Problem: Pull every line of the entries that has the word "лесов".

** START Supplied records **

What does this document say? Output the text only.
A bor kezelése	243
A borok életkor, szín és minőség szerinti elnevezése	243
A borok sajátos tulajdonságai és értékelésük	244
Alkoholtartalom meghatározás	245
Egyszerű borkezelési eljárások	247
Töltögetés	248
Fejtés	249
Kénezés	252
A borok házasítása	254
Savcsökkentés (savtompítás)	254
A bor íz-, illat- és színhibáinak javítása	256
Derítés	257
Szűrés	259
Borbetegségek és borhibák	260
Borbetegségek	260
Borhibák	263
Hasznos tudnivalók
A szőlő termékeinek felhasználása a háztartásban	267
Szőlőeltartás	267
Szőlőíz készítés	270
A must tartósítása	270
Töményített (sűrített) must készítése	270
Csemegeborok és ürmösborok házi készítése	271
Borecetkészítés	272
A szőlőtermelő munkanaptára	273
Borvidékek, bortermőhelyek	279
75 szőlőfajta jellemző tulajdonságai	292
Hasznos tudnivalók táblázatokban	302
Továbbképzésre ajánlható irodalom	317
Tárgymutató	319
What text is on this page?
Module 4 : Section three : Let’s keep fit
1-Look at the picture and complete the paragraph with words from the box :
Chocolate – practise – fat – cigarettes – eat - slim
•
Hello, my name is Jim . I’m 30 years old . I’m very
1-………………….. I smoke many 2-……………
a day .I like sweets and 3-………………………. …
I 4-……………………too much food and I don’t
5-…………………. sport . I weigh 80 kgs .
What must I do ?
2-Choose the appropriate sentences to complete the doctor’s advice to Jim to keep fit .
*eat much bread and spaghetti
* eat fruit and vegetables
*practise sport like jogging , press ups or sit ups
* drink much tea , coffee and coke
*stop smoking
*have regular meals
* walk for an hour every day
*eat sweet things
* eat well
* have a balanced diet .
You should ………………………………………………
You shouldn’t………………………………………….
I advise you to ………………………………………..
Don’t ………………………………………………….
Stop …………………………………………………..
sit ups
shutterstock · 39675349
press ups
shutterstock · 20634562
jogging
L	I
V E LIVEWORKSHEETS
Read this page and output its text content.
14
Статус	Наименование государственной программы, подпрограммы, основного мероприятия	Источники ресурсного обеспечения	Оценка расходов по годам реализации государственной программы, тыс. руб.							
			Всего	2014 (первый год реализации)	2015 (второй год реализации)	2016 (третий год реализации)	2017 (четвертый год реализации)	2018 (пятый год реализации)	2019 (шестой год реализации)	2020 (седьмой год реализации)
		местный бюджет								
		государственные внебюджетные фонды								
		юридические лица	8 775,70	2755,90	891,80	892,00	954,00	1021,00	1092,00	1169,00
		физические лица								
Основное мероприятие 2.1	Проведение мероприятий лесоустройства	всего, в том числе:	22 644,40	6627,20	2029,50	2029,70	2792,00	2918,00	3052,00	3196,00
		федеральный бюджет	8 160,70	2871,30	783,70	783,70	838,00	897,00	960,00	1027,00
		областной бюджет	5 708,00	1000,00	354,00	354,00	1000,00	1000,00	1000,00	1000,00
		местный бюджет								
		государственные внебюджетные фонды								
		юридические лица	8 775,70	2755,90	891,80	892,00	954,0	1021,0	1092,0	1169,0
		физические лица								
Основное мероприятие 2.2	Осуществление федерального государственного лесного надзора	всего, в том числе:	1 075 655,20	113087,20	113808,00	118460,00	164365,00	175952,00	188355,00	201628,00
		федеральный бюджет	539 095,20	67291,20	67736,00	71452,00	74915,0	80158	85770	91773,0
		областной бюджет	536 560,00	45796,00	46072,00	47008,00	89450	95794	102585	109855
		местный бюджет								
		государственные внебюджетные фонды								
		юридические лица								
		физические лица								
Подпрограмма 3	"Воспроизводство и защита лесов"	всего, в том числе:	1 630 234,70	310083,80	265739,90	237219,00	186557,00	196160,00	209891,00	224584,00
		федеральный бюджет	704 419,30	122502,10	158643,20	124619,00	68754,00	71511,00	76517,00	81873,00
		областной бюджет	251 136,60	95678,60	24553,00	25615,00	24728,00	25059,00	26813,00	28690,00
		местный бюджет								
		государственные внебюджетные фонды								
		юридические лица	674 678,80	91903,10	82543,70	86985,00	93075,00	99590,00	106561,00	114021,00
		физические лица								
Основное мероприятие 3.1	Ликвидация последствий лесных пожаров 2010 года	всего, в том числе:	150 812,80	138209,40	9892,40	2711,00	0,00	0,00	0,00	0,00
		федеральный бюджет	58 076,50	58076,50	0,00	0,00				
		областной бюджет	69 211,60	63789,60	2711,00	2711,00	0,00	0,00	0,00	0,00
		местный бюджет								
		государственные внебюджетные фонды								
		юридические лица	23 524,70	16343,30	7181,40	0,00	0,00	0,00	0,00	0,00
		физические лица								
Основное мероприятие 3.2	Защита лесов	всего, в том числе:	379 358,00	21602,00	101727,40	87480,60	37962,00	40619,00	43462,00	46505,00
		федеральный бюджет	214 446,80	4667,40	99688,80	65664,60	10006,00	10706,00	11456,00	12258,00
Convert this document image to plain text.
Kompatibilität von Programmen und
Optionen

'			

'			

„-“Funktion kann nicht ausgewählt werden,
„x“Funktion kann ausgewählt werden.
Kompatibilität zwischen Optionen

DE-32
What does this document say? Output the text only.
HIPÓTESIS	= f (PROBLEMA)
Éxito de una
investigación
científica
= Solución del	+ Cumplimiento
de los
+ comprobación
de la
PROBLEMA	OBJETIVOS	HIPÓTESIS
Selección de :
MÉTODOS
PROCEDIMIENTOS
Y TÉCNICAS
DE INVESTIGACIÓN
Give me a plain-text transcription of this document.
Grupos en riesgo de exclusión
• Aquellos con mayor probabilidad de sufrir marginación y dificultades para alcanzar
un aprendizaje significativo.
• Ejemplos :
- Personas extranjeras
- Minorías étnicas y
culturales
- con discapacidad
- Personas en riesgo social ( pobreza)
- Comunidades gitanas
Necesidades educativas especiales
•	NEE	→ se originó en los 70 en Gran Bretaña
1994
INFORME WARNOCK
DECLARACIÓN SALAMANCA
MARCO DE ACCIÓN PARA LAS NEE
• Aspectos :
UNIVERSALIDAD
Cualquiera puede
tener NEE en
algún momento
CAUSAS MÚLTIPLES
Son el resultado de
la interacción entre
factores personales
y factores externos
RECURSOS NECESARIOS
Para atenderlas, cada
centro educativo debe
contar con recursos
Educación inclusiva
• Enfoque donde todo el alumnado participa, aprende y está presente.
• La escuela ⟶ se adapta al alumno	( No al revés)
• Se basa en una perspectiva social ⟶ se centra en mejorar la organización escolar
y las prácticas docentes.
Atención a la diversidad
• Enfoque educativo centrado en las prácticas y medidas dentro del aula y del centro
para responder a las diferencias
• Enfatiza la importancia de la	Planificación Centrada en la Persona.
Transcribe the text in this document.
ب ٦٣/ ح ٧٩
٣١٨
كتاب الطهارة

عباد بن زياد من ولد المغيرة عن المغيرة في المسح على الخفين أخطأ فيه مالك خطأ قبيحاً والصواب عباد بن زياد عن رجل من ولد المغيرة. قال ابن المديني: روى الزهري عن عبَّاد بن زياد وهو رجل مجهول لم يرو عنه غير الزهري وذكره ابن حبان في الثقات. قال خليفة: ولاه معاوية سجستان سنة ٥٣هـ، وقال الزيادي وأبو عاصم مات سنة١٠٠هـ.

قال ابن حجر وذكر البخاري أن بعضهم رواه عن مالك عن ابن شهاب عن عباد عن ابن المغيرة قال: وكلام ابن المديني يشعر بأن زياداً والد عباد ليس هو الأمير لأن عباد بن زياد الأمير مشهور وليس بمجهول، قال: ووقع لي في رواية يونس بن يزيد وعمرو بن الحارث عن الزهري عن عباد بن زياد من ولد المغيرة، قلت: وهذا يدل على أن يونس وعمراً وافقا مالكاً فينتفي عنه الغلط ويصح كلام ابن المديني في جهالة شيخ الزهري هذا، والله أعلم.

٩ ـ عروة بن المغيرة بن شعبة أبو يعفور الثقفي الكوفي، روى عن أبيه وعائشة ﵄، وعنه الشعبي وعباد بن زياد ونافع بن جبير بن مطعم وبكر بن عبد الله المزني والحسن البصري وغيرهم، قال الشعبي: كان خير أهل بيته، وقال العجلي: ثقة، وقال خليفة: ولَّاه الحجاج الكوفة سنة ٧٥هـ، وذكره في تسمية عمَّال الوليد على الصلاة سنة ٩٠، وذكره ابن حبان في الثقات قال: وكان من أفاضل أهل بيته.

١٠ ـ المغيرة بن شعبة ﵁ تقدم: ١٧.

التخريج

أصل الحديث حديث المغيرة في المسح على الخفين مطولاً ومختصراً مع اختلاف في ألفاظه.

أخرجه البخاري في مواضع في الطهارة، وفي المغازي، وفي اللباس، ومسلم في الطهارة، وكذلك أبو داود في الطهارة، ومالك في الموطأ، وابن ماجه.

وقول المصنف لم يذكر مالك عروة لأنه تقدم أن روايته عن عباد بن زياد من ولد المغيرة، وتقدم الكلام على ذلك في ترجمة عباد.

** END Supplied records **

Correct output:
Подпрограмма 3	"Воспроизводство и защита лесов"	всего, в том числе:	1 630 234,70	310083,80	265739,90	237219,00	186557,00	196160,00	209891,00	224584,00
Основное мероприятие 3.2	Защита лесов	всего, в том числе:	379 358,00	21602,00	101727,40	87480,60	37962,00	40619,00	43462,00	46505,00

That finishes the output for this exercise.